* Start Input for this task *

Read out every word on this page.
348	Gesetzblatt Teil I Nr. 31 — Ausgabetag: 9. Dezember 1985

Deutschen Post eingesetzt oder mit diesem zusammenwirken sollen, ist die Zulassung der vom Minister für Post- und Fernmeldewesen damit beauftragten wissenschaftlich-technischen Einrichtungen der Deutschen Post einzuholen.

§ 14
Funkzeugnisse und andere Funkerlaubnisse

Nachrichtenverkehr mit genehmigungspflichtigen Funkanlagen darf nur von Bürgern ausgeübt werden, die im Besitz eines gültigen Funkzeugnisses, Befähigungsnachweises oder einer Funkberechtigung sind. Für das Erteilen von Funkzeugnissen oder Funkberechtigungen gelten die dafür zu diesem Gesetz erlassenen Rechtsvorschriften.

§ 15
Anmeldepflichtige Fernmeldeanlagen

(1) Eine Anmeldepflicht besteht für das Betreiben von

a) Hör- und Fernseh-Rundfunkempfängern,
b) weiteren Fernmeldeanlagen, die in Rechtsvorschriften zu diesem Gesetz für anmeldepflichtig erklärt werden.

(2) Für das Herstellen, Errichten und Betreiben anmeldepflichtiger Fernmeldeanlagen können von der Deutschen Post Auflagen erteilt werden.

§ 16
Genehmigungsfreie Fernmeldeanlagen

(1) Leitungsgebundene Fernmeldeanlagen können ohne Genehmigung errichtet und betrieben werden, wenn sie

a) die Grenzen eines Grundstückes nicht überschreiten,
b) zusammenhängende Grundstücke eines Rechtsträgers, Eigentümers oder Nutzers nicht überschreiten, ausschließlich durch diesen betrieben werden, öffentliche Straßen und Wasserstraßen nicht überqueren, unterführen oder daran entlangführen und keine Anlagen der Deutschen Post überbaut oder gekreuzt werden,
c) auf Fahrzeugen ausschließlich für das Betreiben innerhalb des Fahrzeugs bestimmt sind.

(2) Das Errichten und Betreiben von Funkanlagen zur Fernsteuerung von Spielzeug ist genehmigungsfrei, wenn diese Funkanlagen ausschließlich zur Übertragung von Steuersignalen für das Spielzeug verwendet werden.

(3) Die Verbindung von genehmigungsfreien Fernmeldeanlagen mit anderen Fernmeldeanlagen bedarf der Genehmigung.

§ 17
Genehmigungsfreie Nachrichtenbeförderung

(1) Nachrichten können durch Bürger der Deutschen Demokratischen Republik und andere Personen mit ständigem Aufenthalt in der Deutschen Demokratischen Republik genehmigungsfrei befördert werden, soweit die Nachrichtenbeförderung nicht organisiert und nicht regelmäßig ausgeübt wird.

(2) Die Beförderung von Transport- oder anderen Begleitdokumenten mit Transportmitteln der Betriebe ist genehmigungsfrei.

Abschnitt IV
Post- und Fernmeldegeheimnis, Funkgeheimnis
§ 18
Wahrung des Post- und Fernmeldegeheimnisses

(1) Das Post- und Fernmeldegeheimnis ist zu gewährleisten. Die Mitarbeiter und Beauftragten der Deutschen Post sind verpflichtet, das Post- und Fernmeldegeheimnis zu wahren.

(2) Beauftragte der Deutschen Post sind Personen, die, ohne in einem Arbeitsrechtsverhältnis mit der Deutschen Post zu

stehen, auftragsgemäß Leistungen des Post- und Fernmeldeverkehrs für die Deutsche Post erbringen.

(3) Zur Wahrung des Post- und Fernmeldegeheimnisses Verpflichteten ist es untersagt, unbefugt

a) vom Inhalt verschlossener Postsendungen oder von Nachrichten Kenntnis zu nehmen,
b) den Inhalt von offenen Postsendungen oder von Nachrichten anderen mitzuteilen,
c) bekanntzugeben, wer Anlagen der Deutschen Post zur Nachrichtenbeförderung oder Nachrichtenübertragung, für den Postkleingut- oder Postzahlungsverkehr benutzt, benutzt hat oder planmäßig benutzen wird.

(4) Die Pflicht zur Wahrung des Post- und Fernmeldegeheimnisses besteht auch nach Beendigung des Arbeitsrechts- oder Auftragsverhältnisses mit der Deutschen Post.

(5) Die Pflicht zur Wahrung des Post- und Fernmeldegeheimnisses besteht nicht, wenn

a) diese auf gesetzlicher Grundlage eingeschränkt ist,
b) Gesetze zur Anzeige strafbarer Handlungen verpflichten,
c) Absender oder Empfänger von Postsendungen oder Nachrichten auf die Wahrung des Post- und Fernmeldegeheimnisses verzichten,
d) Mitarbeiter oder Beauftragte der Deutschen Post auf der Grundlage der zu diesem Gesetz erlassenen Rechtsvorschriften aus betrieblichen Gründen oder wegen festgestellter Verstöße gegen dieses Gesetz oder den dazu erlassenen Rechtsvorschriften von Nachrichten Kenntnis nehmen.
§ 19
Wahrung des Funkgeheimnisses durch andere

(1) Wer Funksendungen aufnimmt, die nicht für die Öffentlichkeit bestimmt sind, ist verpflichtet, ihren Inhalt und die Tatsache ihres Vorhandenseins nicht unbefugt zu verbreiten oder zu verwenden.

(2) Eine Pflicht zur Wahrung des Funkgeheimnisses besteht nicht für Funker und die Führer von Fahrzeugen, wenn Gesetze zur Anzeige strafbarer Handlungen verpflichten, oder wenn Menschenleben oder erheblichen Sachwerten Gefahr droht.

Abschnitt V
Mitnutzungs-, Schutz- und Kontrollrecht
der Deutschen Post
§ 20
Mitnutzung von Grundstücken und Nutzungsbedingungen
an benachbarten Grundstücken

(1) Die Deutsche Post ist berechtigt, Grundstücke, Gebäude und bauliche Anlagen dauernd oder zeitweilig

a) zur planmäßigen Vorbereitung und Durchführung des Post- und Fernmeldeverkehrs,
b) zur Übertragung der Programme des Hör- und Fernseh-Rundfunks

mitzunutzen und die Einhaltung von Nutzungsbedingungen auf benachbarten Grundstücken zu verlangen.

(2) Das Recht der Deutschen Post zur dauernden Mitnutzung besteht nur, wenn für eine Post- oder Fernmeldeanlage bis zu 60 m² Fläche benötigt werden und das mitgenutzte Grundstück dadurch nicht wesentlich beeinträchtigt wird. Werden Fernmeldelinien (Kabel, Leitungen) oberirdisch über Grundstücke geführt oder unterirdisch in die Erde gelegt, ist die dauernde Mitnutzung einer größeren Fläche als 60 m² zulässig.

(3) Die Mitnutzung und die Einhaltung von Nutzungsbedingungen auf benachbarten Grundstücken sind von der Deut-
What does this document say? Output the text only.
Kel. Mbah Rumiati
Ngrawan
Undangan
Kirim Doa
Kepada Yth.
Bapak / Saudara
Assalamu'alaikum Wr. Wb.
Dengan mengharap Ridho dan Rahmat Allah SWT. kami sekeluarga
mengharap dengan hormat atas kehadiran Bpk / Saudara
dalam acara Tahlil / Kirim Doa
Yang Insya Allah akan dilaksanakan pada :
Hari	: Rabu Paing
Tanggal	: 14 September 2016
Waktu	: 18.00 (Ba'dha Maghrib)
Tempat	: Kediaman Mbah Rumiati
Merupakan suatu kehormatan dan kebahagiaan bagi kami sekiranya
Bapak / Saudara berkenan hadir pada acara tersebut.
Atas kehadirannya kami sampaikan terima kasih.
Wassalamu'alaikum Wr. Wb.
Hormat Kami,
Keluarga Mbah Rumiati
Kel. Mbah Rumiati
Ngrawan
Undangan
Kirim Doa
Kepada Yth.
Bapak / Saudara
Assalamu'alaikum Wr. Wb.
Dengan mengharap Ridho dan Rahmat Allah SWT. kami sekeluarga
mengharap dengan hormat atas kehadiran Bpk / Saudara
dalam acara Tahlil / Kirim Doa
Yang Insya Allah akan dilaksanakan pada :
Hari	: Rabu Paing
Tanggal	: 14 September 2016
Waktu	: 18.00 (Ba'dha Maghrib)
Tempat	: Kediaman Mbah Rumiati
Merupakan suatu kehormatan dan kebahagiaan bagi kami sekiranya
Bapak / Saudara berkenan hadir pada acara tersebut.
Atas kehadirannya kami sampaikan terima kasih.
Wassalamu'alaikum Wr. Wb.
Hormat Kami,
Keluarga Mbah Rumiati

* End Input for this task *

■ Requirement ■
Set down, unchanged, the line that contains "What does this" together with every later line in the records, through the last one.

■ Worked solution ■
What does this document say? Output the text only.
Kel. Mbah Rumiati
Ngrawan
Undangan
Kirim Doa
Kepada Yth.
Bapak / Saudara
Assalamu'alaikum Wr. Wb.
Dengan mengharap Ridho dan Rahmat Allah SWT. kami sekeluarga
mengharap dengan hormat atas kehadiran Bpk / Saudara
dalam acara Tahlil / Kirim Doa
Yang Insya Allah akan dilaksanakan pada :
Hari	: Rabu Paing
Tanggal	: 14 September 2016
Waktu	: 18.00 (Ba'dha Maghrib)
Tempat	: Kediaman Mbah Rumiati
Merupakan suatu kehormatan dan kebahagiaan bagi kami sekiranya
Bapak / Saudara berkenan hadir pada acara tersebut.
Atas kehadirannya kami sampaikan terima kasih.
Wassalamu'alaikum Wr. Wb.
Hormat Kami,
Keluarga Mbah Rumiati
Kel. Mbah Rumiati
Ngrawan
Undangan
Kirim Doa
Kepada Yth.
Bapak / Saudara
Assalamu'alaikum Wr. Wb.
Dengan mengharap Ridho dan Rahmat Allah SWT. kami sekeluarga
mengharap dengan hormat atas kehadiran Bpk / Saudara
dalam acara Tahlil / Kirim Doa
Yang Insya Allah akan dilaksanakan pada :
Hari	: Rabu Paing
Tanggal	: 14 September 2016
Waktu	: 18.00 (Ba'dha Maghrib)
Tempat	: Kediaman Mbah Rumiati
Merupakan suatu kehormatan dan kebahagiaan bagi kami sekiranya
Bapak / Saudara berkenan hadir pada acara tersebut.
Atas kehadirannya kami sampaikan terima kasih.
Wassalamu'alaikum Wr. Wb.
Hormat Kami,
Keluarga Mbah Rumiati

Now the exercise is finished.